INSTRUCTION 1 >>
Reproduce the records as a numbered list, without blank lines, starting with the first line of the records and ending with the line that contains "panel-f-ytick-label: 3 (669, 356, 676, 371)", including that line.

GIVEN TEXT >>
At block 1302, the first graph 302A associated with the first task following the incoming graph learning tasks including the sequence of second graphs 120 may be received. In an embodiment, the processor 204 may be configured to receive the first graph 302A associated with the first task following the incoming graph learning tasks including the sequence of second graphs 120. Details related to the reception of the first graph are described further, for example, in FIG. 3.

At block 1304, the set of sample graphs 308 may be selected from the set of CGDs 306 associated with the incoming graph learning tasks. In an embodiment, the processor 204 may be configured to select the set of sample graphs 308 from the set of CGDs 306 associated with the incoming graph learning tasks. Details related to the selection of the set of sample graphs are described further, for example, in FIG. 3.

At block 1306, the set of statistics associated with the set of CGDs 306 may be updated, based on the one or more auxiliary GNN models 310. In an embodiment, the processor 204 may be configured to update the set of statistics associated with the set of CGDs 306, based on the one or more auxiliary GNN models 310. Details related to the update of the set of statistics are described further, for example, in FIG. 3.

At block 1308, the first CGD associated with the first task may be learned, based on the update of the set of statistics. In an embodiment, the processor 204 may be configured to learn the first CGD associated with the first task, based on the update of the set of statistics. Details related to the learning of the first CGD are described further, for example, in FIG. 3.

At block 1310, the plurality of sample graphs (e.g., the sample graphs 318A, 318B, . . . and 318T) may be re-selected from the first CGD and the set of CGDs 306. In an embodiment, the processor 204 may be configured to re-select the plurality of sample graphs 318A, 318B, . . . and 318T from the first CGD and the set of CGDs 306. Details related to the re-selection of the plurality of sample graphs are described further, for example, in FIG. 3.

At block 1312, the first loss may be determined based on the first graph 302A, the plurality of sample graphs 318A, 318B, . . . and 318T, and the primary GNN model 110. The first loss may correspond to a prediction error associated with a downstream prediction task of the primary GNN model 320. For example, the first loss may be determined based on a squared-error loss associated with an output (e.g., a measure of difference between embeddings of the first graph 302A and embeddings of each of the plurality of sample graphs) of the primary GNN model 320. In an embodiment, the processor 204 may be configured to determine the first loss based on the first graph 302A, the plurality of sample graphs 318A, 318B, . . . and 318T, and the primary GNN model 110. The primary GNN model 320 may be configured to generate the prediction result 322 for downstream prediction task, based on the first loss. Details related to the determination of the first loss are described further, for example, in FIG. 3.

At block 1314, rendering of the first information including the prediction result 322 associated with the downstream prediction task may be controlled, based on the primary GNN model 320. In an embodiment, the processor 204 may be configured to control rendering of the first information including the generated prediction result 322 associated with the prediction task, based on the primary GNN model 320. For example, the processor 204 may generate the first information based on the generated prediction result 322. Further, the processor 204 may control rendering (e.g., display) of the generated first information on a display device (e.g., the display device 208A) associated with the electronic device 102. Control may pass to end.

INSTRUCTION 2 >>
Write a continuation of the passage on the flowchart blocks of the graph learning method, picking up after its last sentence.

A run of records
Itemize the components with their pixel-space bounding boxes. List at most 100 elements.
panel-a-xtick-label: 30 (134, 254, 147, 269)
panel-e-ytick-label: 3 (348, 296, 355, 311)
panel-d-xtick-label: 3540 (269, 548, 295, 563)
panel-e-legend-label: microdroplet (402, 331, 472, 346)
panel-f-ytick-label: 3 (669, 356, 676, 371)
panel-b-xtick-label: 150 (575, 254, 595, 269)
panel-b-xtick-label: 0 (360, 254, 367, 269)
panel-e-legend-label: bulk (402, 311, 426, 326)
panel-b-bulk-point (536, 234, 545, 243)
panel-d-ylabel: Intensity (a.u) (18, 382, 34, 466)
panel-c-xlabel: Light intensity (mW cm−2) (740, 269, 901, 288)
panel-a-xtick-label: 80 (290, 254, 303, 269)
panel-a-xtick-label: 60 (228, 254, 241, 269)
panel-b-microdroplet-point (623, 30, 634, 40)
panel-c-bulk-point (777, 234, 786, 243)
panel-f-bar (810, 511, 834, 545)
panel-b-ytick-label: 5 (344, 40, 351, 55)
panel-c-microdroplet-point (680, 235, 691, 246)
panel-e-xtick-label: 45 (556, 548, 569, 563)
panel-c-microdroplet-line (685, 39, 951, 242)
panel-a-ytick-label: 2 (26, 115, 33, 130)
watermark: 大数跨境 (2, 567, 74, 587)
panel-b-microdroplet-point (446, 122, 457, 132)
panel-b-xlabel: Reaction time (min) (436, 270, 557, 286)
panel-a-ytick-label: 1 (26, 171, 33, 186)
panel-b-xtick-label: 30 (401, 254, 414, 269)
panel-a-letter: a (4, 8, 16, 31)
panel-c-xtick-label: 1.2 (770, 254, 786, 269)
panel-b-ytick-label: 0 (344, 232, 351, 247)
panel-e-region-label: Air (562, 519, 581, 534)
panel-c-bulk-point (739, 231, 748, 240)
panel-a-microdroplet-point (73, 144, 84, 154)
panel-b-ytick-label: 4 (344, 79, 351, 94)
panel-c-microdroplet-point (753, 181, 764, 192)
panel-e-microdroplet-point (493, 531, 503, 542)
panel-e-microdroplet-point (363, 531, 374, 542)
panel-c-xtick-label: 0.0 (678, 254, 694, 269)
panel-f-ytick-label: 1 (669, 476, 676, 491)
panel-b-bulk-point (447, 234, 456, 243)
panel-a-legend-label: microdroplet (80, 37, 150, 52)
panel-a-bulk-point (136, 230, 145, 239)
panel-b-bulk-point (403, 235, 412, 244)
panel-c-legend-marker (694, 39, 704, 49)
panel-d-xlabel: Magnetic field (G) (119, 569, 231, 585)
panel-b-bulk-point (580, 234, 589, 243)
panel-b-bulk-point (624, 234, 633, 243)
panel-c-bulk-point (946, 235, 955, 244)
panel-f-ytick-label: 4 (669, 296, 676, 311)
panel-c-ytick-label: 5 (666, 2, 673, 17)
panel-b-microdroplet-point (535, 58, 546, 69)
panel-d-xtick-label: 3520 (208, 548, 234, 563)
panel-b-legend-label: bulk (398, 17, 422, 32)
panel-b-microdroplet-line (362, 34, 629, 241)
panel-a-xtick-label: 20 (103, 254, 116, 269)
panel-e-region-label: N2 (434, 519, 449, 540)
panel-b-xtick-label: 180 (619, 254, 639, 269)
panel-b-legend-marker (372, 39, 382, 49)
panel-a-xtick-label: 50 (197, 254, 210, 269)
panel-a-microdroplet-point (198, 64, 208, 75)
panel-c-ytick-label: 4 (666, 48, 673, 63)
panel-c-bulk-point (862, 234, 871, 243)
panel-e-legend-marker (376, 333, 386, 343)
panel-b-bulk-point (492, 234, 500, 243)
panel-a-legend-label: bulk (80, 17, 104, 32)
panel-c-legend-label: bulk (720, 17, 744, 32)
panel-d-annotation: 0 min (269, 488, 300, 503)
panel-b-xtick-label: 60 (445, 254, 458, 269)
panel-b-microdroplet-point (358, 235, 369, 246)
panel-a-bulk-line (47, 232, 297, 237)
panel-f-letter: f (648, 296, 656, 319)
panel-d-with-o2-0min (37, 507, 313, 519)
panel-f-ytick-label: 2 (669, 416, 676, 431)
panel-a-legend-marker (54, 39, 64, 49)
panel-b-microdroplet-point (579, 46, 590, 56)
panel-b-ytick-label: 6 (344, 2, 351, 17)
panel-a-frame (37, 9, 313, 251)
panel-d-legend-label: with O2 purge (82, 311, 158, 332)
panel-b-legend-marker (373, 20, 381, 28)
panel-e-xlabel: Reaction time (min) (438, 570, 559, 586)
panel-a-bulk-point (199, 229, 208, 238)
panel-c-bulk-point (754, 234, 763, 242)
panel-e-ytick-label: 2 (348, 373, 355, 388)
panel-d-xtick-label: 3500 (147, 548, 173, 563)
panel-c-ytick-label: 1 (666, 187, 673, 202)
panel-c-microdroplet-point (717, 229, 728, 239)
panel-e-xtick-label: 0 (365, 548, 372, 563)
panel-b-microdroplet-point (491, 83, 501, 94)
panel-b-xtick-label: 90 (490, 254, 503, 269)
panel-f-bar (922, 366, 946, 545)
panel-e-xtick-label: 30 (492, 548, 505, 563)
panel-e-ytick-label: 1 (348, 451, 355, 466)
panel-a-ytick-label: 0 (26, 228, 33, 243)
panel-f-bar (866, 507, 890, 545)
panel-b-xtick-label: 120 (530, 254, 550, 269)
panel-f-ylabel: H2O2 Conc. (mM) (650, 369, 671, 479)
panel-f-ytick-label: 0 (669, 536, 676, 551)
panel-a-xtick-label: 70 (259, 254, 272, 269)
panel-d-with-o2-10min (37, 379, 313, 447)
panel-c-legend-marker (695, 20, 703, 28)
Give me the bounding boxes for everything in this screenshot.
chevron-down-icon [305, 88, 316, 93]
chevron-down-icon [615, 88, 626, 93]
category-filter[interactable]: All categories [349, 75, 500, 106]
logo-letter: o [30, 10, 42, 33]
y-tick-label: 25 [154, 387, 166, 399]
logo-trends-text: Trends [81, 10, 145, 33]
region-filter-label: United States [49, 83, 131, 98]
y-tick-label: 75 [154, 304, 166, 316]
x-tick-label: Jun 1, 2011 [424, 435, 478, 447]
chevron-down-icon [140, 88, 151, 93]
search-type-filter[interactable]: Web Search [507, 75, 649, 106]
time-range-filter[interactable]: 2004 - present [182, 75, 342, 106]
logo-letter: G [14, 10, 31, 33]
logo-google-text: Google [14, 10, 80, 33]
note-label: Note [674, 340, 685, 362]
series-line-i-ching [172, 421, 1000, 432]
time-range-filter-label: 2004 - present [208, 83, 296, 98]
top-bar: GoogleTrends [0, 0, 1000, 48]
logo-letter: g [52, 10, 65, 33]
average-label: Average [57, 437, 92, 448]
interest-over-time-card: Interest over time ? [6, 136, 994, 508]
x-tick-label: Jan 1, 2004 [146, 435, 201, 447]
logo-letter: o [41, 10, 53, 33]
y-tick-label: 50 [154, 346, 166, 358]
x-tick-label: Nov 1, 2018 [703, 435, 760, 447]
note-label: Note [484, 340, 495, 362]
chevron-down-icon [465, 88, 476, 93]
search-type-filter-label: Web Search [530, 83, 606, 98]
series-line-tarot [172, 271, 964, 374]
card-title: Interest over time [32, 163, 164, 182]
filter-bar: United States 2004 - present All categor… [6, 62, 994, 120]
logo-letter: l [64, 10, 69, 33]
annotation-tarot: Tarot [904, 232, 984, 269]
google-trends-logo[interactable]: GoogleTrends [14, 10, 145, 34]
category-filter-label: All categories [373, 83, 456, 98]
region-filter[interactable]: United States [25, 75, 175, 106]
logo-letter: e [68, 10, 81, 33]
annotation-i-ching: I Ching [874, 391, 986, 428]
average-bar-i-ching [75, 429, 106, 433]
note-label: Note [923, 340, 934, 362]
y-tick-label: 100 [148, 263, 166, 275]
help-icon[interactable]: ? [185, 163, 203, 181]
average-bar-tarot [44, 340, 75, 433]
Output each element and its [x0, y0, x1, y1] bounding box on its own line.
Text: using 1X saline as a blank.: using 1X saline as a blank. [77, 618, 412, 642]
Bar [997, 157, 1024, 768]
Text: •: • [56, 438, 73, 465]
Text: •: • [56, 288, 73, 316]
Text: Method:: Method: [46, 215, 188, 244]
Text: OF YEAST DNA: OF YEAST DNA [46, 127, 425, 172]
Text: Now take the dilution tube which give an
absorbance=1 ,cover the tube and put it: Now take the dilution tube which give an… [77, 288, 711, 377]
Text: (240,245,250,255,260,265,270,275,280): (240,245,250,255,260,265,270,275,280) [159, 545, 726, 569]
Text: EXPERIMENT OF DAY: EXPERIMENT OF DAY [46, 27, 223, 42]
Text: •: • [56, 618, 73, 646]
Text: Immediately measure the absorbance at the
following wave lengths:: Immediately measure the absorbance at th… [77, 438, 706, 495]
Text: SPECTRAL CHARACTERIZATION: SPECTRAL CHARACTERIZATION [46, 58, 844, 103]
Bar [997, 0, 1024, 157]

FINAL RESULT 1 >>
1. Itemize the components with their pixel-space bounding boxes. List at most 100 elements.
2. panel-a-xtick-label: 30 (134, 254, 147, 269)
3. panel-e-ytick-label: 3 (348, 296, 355, 311)
4. panel-d-xtick-label: 3540 (269, 548, 295, 563)
5. panel-e-legend-label: microdroplet (402, 331, 472, 346)
6. panel-f-ytick-label: 3 (669, 356, 676, 371)

FINAL RESULT 2 >>
Although the flowchart 1300 is illustrated as discrete operations, such as 1302, 1304, 1306, 1308, 1310, 1312, and 1314, the disclosure is not so limited. However, in certain embodiments, such discrete operations may be further divided into additional operations, combined into fewer operations, or eliminated, depending on the particular implementation without detracting from the essence of the disclosed embodiments.

Various embodiments of the disclosure may provide one or more non-transitory

computer-readable storage media configured to store instructions that, in response to being executed, cause a system (such as the example electronic device 102) to perform operations. The operations may include receiving a first graph (e.g., the first graph 116) associated with a first task following incoming graph learning tasks including a sequence of second graphs (e.g., the sequence of second graphs 120). The operations may further include selecting a set of sample graphs from a set of condensed graph distributions (CGDs) (e.g., the set of CGDs 118) associated with the incoming graph learning tasks. The operations may further include updating a set of statistics associated with the set of CGDs 118, based on one or more auxiliary graph neural network (GNN) models (e.g., the one or more auxiliary GNN models 112), the first graph 116, and the set of sample graphs. The operations may further include learning a first CGD associated with the first task, based on the update of the set of statistics. The operations may further include re-selecting a plurality of sample graphs from the first CGD and the set of CGDs 118. The operations may further include determining a first loss based on the first graph 116, the plurality of sample graphs, and the primary GNN model 110. The first loss may correspond to a prediction error associated with a downstream prediction task of the primary GNN model. The primary GNN model 110 may be configured to generate a prediction result associated with the downstream prediction task, based on the first loss. The operations may further include controlling rendering of first information including the prediction result associated with the downstream prediction task, based on the primary GNN model 110.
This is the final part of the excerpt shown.